Retype all the records with nothing changed.

──────

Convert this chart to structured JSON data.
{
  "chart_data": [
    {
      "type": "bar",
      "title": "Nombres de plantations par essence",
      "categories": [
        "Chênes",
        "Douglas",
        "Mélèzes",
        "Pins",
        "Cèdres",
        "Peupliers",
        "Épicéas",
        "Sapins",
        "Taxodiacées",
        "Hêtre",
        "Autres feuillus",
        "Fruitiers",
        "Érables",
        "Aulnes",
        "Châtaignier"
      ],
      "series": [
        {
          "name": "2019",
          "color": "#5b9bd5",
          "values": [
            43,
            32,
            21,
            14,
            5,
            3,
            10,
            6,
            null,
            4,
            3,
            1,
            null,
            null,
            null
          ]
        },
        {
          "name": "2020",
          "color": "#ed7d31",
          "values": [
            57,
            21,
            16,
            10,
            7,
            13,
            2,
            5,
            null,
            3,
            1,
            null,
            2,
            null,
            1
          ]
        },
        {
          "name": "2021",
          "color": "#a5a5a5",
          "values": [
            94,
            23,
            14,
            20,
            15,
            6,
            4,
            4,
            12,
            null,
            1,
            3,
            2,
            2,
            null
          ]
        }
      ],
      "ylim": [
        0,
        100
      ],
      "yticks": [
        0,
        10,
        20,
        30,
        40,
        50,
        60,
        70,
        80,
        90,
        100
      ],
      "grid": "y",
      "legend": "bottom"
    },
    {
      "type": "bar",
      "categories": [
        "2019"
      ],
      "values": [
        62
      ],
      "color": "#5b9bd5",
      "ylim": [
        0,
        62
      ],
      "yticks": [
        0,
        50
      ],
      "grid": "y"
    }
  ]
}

──────

### [Problem solution]
Convert this chart to structured JSON data.
{
  "chart_data": [
    {
      "type": "bar",
      "title": "Nombres de plantations par essence",
      "categories": [
        "Chênes",
        "Douglas",
        "Mélèzes",
        "Pins",
        "Cèdres",
        "Peupliers",
        "Épicéas",
        "Sapins",
        "Taxodiacées",
        "Hêtre",
        "Autres feuillus",
        "Fruitiers",
        "Érables",
        "Aulnes",
        "Châtaignier"
      ],
      "series": [
        {
          "name": "2019",
          "color": "#5b9bd5",
          "values": [
            43,
            32,
            21,
            14,
            5,
            3,
            10,
            6,
            null,
            4,
            3,
            1,
            null,
            null,
            null
          ]
        },
        {
          "name": "2020",
          "color": "#ed7d31",
          "values": [
            57,
            21,
            16,
            10,
            7,
            13,
            2,
            5,
            null,
            3,
            1,
            null,
            2,
            null,
            1
          ]
        },
        {
          "name": "2021",
          "color": "#a5a5a5",
          "values": [
            94,
            23,
            14,
            20,
            15,
            6,
            4,
            4,
            12,
            null,
            1,
            3,
            2,
            2,
            null
          ]
        }
      ],
      "ylim": [
        0,
        100
      ],
      "yticks": [
        0,
        10,
        20,
        30,
        40,
        50,
        60,
        70,
        80,
        90,
        100
      ],
      "grid": "y",
      "legend": "bottom"
    },
    {
      "type": "bar",
      "categories": [
        "2019"
      ],
      "values": [
        62
      ],
      "color": "#5b9bd5",
      "ylim": [
        0,
        62
      ],
      "yticks": [
        0,
        50
      ],
      "grid": "y"
    }
  ]
}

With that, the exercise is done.